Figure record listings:
/---
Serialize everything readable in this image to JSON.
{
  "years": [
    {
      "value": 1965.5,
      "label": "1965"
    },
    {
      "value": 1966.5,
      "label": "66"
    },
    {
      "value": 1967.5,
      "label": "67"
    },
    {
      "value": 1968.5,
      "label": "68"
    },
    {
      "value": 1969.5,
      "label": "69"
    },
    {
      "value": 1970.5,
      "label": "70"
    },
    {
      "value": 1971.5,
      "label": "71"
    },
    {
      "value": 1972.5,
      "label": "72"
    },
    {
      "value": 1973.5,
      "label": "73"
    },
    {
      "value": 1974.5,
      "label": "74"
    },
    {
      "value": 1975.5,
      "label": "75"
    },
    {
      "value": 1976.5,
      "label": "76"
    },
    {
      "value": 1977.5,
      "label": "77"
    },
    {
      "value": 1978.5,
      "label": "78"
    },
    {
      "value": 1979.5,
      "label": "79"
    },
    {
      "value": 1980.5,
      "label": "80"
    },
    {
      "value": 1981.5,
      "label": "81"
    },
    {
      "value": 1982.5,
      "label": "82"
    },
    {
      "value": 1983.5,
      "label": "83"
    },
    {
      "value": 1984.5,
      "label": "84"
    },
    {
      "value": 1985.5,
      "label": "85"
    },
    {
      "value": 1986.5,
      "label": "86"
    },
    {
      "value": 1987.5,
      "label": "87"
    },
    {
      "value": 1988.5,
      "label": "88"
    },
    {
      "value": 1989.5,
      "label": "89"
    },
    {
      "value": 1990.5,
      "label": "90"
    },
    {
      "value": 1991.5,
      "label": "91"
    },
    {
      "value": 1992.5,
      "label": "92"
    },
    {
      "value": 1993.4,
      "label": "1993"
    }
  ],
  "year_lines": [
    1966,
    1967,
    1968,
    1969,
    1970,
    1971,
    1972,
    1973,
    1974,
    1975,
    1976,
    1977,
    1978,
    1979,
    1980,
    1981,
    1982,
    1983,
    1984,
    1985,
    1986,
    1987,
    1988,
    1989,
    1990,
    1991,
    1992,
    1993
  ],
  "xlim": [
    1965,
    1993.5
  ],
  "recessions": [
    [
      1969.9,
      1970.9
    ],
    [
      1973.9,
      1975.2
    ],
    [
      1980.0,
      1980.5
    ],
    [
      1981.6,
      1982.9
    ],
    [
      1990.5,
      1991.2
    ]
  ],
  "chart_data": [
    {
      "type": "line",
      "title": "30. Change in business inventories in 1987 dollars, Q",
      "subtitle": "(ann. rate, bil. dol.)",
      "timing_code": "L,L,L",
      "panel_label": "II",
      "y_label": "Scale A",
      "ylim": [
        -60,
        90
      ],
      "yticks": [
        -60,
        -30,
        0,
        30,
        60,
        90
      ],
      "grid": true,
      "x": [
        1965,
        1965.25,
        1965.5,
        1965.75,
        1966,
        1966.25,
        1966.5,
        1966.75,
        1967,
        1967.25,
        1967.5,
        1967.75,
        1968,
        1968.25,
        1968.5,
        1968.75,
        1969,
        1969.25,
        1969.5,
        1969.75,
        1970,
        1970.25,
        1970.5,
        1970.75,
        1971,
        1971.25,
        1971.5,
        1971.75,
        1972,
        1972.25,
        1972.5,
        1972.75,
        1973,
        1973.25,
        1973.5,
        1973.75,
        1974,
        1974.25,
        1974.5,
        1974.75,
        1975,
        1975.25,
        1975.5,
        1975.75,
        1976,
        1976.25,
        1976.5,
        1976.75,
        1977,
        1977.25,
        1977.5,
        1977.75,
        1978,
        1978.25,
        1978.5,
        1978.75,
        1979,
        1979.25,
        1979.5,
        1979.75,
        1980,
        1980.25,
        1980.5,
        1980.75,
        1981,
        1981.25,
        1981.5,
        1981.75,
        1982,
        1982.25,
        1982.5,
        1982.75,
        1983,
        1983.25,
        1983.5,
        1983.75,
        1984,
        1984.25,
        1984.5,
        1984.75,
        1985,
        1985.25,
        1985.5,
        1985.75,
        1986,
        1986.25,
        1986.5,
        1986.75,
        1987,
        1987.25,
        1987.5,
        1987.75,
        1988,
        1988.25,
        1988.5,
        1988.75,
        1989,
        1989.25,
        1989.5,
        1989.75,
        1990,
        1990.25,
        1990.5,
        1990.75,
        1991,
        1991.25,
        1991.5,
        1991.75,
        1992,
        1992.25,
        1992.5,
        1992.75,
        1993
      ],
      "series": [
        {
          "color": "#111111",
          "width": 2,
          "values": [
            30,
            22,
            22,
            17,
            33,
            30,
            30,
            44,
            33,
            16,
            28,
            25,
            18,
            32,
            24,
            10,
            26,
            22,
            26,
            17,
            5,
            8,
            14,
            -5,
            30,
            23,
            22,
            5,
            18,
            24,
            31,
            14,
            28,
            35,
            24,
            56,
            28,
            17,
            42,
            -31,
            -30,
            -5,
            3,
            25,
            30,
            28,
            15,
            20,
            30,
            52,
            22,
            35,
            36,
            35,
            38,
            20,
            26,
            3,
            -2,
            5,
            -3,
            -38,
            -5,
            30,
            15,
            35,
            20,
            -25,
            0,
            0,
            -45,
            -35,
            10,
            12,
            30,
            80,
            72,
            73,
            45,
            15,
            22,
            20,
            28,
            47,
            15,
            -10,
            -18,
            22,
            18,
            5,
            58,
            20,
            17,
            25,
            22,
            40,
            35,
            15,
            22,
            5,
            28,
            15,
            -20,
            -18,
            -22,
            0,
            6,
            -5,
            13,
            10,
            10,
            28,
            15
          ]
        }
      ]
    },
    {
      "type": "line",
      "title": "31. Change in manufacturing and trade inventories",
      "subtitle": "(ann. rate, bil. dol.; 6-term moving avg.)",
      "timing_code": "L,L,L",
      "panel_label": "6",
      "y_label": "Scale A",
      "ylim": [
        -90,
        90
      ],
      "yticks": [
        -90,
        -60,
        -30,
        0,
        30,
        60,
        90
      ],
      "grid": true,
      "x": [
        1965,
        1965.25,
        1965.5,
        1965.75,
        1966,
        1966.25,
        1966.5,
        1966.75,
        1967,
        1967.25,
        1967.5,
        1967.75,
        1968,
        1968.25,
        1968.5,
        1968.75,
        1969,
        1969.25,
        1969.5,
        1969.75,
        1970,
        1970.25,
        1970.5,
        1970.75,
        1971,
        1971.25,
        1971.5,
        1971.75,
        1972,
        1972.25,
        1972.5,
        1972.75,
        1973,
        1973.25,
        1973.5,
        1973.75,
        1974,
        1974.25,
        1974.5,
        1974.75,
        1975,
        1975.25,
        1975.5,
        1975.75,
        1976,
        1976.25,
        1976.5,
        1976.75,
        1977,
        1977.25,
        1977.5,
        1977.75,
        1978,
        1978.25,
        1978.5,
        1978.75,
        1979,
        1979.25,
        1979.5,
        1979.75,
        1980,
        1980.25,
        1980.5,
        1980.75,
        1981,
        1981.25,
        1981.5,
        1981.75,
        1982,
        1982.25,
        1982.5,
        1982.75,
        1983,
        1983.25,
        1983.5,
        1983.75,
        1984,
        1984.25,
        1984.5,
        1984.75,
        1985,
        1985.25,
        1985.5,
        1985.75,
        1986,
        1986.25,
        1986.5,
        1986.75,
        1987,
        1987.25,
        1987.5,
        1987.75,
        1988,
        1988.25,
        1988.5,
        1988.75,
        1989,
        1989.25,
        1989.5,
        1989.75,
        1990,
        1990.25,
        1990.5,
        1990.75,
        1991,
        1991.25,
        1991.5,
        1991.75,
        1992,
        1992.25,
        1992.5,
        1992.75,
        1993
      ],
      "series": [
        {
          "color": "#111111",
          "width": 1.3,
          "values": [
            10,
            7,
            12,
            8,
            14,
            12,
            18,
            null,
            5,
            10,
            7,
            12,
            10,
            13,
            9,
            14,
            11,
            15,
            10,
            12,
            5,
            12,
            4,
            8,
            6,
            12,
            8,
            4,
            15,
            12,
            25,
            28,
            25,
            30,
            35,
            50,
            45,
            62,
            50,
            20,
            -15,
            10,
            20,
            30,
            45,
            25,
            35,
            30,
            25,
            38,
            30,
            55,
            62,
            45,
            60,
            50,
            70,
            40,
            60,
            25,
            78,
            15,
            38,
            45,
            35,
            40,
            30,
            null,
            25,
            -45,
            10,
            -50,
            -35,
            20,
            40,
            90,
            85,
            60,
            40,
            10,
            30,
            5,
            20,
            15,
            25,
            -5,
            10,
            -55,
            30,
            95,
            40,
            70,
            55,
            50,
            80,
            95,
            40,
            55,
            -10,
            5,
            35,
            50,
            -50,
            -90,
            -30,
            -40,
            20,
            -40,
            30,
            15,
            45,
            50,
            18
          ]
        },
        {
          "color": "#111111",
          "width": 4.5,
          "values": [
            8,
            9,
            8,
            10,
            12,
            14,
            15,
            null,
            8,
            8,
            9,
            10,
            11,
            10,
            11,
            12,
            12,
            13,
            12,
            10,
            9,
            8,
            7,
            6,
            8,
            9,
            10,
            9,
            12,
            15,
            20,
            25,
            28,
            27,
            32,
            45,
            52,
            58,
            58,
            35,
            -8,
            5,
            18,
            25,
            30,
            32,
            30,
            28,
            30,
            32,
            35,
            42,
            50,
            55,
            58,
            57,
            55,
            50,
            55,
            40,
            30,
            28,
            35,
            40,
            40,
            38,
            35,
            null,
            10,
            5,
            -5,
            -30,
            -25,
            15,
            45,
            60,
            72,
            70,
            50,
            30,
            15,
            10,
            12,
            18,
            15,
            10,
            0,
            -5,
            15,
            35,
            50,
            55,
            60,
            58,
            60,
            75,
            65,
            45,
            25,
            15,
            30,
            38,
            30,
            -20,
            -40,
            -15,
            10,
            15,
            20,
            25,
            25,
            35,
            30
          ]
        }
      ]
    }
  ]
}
\---
▸ **Written exercise**
Filter the records, keeping only lines that contain "rate", and show those lines.

▸ **Response to this exercise**
      "subtitle": "(ann. rate, bil. dol.)",
      "subtitle": "(ann. rate, bil. dol.; 6-term moving avg.)",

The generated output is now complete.